**EXERCISE DESCRIPTION**: Return all of the entries exactly, with nothing added or left out.

Start TASK INPUT

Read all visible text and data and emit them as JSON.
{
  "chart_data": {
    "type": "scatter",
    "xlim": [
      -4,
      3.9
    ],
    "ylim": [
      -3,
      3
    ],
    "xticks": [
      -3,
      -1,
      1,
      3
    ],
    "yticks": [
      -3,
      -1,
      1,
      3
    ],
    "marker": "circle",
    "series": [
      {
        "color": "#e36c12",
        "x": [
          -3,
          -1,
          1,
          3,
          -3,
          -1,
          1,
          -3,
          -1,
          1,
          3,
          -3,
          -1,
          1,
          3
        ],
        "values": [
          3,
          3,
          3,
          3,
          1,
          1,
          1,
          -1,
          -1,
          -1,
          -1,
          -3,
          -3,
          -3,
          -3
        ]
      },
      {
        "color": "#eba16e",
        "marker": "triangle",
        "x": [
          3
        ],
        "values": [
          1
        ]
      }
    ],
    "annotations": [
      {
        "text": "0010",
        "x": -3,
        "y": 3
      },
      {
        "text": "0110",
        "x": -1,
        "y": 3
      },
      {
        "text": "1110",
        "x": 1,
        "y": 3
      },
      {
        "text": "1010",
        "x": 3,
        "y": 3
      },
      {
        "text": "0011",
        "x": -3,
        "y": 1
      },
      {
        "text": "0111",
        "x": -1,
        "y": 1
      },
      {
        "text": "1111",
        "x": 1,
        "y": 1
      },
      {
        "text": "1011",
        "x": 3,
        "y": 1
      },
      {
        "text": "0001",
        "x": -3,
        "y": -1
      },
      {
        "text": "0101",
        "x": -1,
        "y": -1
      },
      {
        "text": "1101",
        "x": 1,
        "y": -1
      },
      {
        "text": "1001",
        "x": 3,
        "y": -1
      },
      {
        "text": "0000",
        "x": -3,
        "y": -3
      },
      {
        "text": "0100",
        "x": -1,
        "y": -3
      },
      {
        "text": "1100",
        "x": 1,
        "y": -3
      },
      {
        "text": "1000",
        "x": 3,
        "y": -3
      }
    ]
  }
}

End TASK INPUT

**TASK ANSWER**:
Read all visible text and data and emit them as JSON.
{
  "chart_data": {
    "type": "scatter",
    "xlim": [
      -4,
      3.9
    ],
    "ylim": [
      -3,
      3
    ],
    "xticks": [
      -3,
      -1,
      1,
      3
    ],
    "yticks": [
      -3,
      -1,
      1,
      3
    ],
    "marker": "circle",
    "series": [
      {
        "color": "#e36c12",
        "x": [
          -3,
          -1,
          1,
          3,
          -3,
          -1,
          1,
          -3,
          -1,
          1,
          3,
          -3,
          -1,
          1,
          3
        ],
        "values": [
          3,
          3,
          3,
          3,
          1,
          1,
          1,
          -1,
          -1,
          -1,
          -1,
          -3,
          -3,
          -3,
          -3
        ]
      },
      {
        "color": "#eba16e",
        "marker": "triangle",
        "x": [
          3
        ],
        "values": [
          1
        ]
      }
    ],
    "annotations": [
      {
        "text": "0010",
        "x": -3,
        "y": 3
      },
      {
        "text": "0110",
        "x": -1,
        "y": 3
      },
      {
        "text": "1110",
        "x": 1,
        "y": 3
      },
      {
        "text": "1010",
        "x": 3,
        "y": 3
      },
      {
        "text": "0011",
        "x": -3,
        "y": 1
      },
      {
        "text": "0111",
        "x": -1,
        "y": 1
      },
      {
        "text": "1111",
        "x": 1,
        "y": 1
      },
      {
        "text": "1011",
        "x": 3,
        "y": 1
      },
      {
        "text": "0001",
        "x": -3,
        "y": -1
      },
      {
        "text": "0101",
        "x": -1,
        "y": -1
      },
      {
        "text": "1101",
        "x": 1,
        "y": -1
      },
      {
        "text": "1001",
        "x": 3,
        "y": -1
      },
      {
        "text": "0000",
        "x": -3,
        "y": -3
      },
      {
        "text": "0100",
        "x": -1,
        "y": -3
      },
      {
        "text": "1100",
        "x": 1,
        "y": -3
      },
      {
        "text": "1000",
        "x": 3,
        "y": -3
      }
    ]
  }
}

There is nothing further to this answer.